- Do this
Retype the lines of the material from the line containing "category-label: Скоріше позитивно: [275, 853, 765, 909]" to the line containing "chart-title: Як Ви", keeping each one precisely as it appears.
===== Provided records =====
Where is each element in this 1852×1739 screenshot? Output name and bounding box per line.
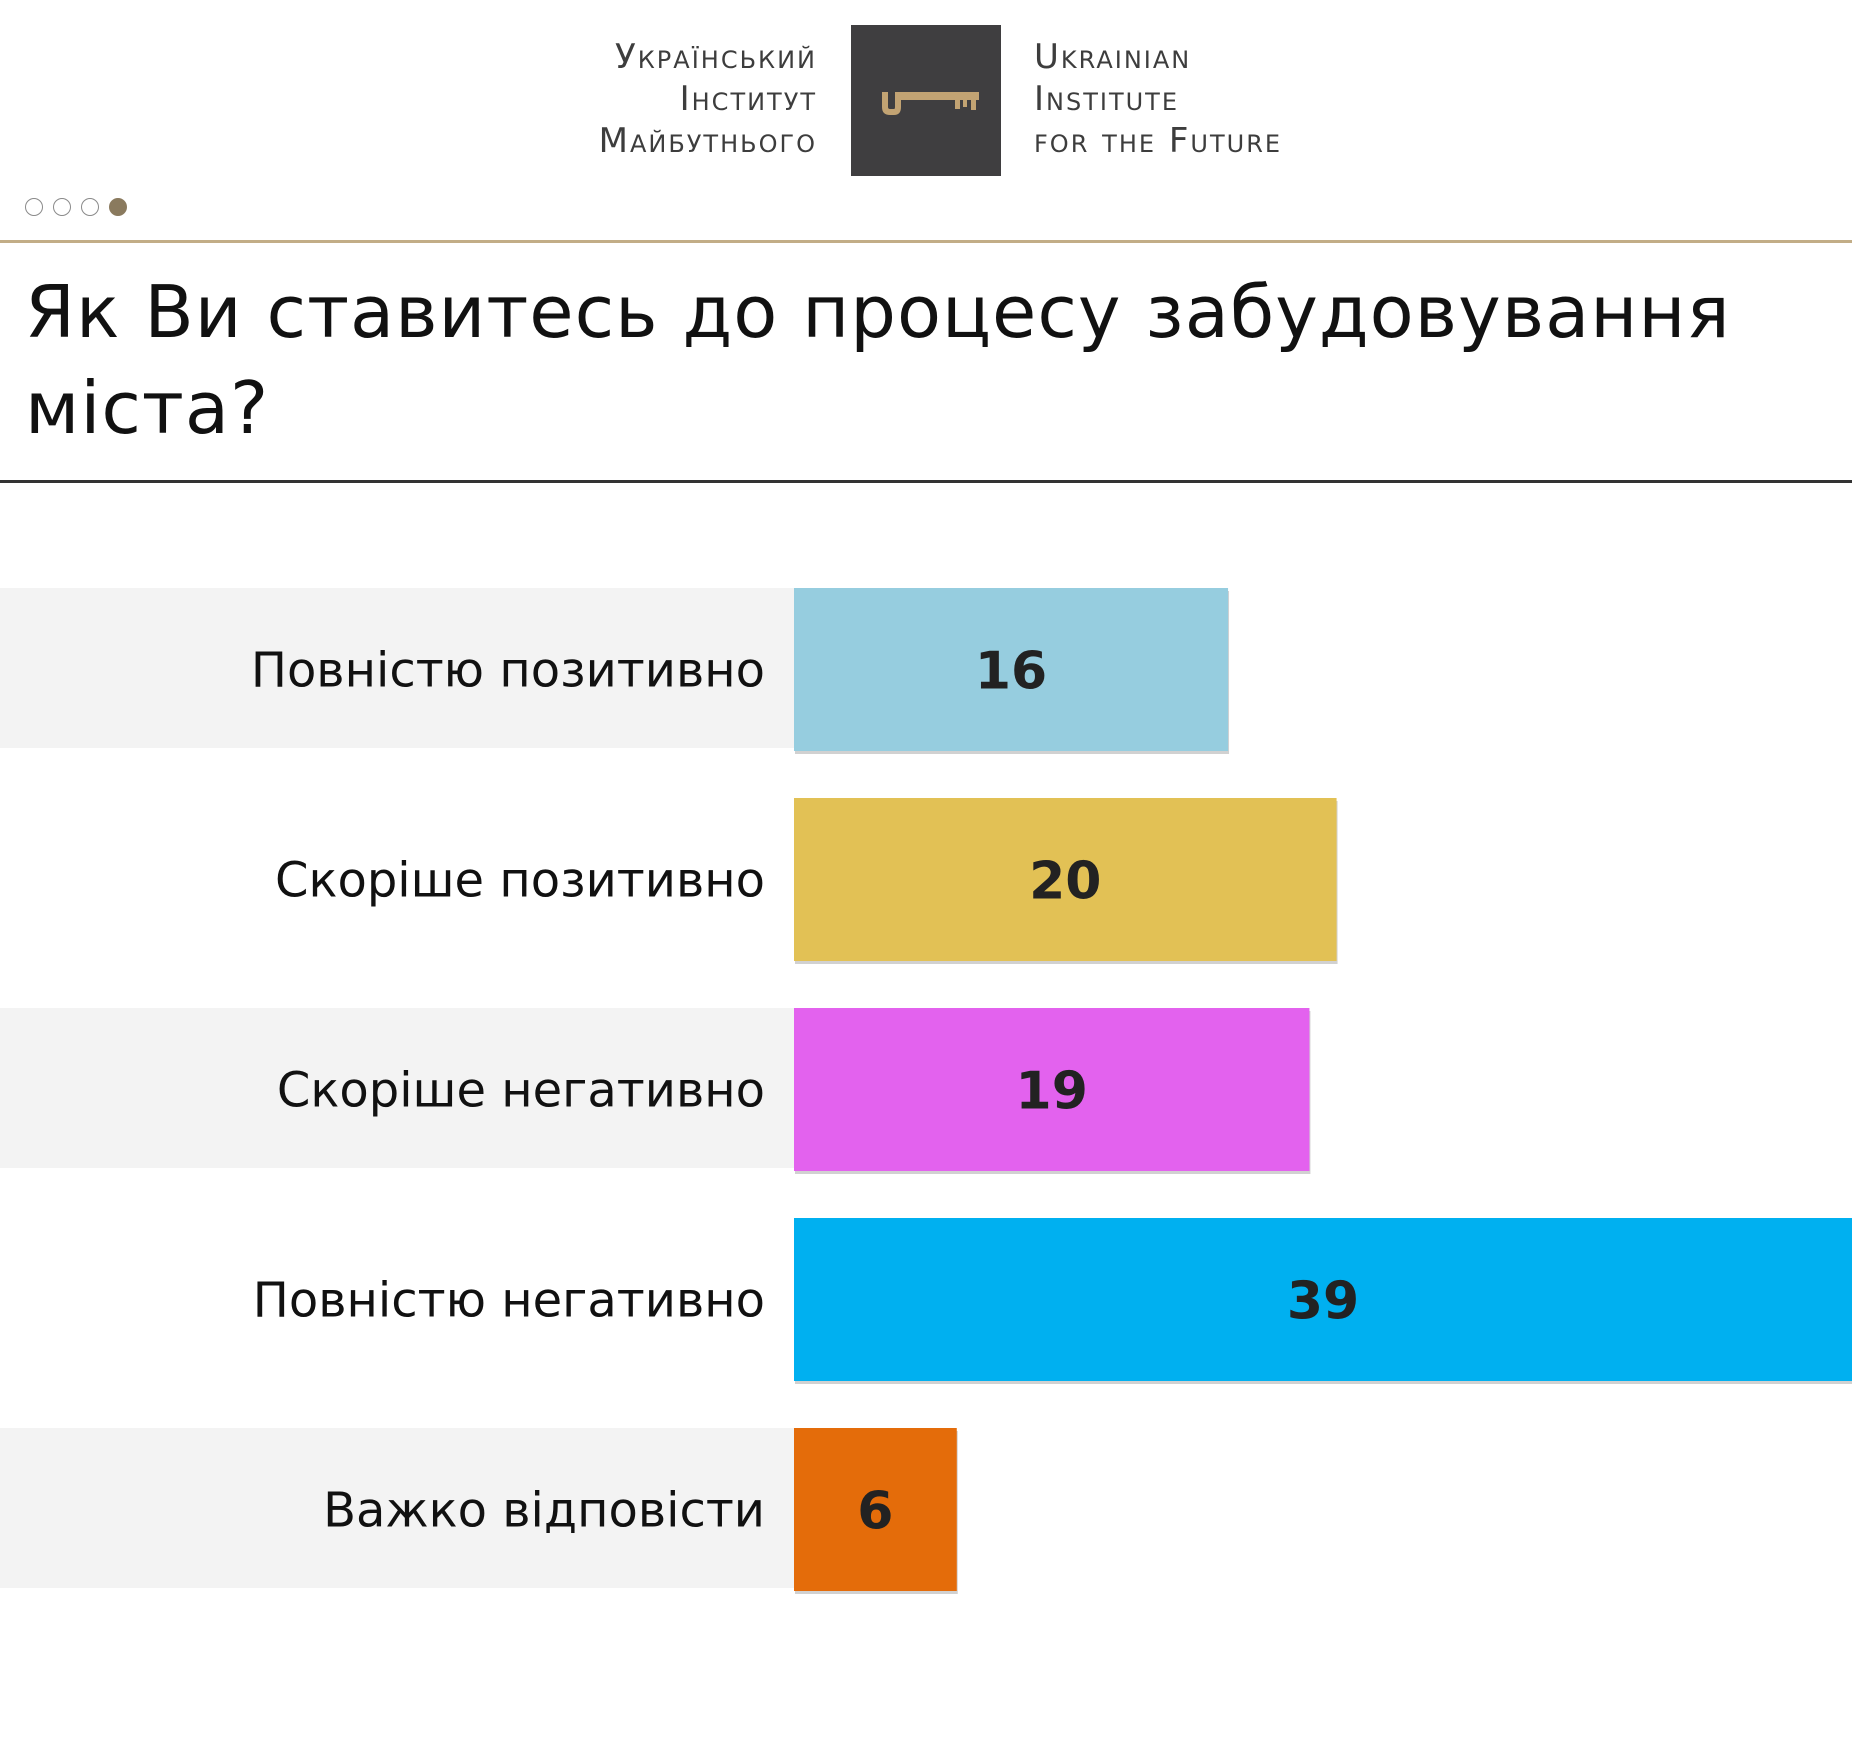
category-label: Скоріше позитивно: [275, 853, 765, 909]
logo-line: Інститут: [679, 79, 817, 119]
value-label: 6: [857, 1482, 893, 1542]
header-divider: [0, 240, 1852, 243]
category-label: Важко відповісти: [323, 1483, 765, 1539]
bar: [794, 588, 1229, 751]
slide-pager: [25, 198, 127, 216]
chart-title: Як Ви ставитесь до процесу забудовування…: [25, 270, 1731, 450]
category-label: Повністю позитивно: [251, 643, 765, 699]
value-label: 19: [1016, 1062, 1088, 1122]
title-divider: [0, 480, 1852, 483]
pager-dot[interactable]: [81, 198, 99, 216]
logo-text-english: Ukrainian Institute for the Future: [1034, 36, 1434, 162]
row-band: [0, 588, 794, 748]
value-label: 20: [1029, 852, 1101, 912]
logo-text-ukrainian: Український Інститут Майбутнього: [417, 36, 817, 162]
pager-dot-active[interactable]: [109, 198, 127, 216]
logo-line: for the Future: [1034, 121, 1283, 161]
value-label: 16: [975, 642, 1047, 702]
category-label: Скоріше негативно: [277, 1063, 765, 1119]
bar: [794, 1008, 1310, 1171]
logo-line: Майбутнього: [598, 121, 817, 161]
value-label: 39: [1287, 1272, 1359, 1332]
row-band: [0, 1008, 794, 1168]
category-label: Повністю негативно: [253, 1273, 765, 1329]
bar: [794, 798, 1337, 961]
logo-mark: [851, 25, 1001, 176]
logo-line: Український: [615, 37, 817, 77]
pager-dot[interactable]: [25, 198, 43, 216]
pager-dot[interactable]: [53, 198, 71, 216]
row-band: [0, 1428, 794, 1588]
bar: [794, 1428, 957, 1591]
logo-line: Institute: [1034, 79, 1180, 119]
logo-line: Ukrainian: [1034, 37, 1192, 77]
bar: [794, 1218, 1852, 1381]
key-icon: [882, 92, 979, 115]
=====
- Exercise response
category-label: Скоріше позитивно: [275, 853, 765, 909]
logo-line: Інститут: [679, 79, 817, 119]
value-label: 6: [857, 1482, 893, 1542]
header-divider: [0, 240, 1852, 243]
category-label: Важко відповісти: [323, 1483, 765, 1539]
bar: [794, 588, 1229, 751]
slide-pager: [25, 198, 127, 216]
chart-title: Як Ви ставитесь до процесу забудовування…: [25, 270, 1731, 450]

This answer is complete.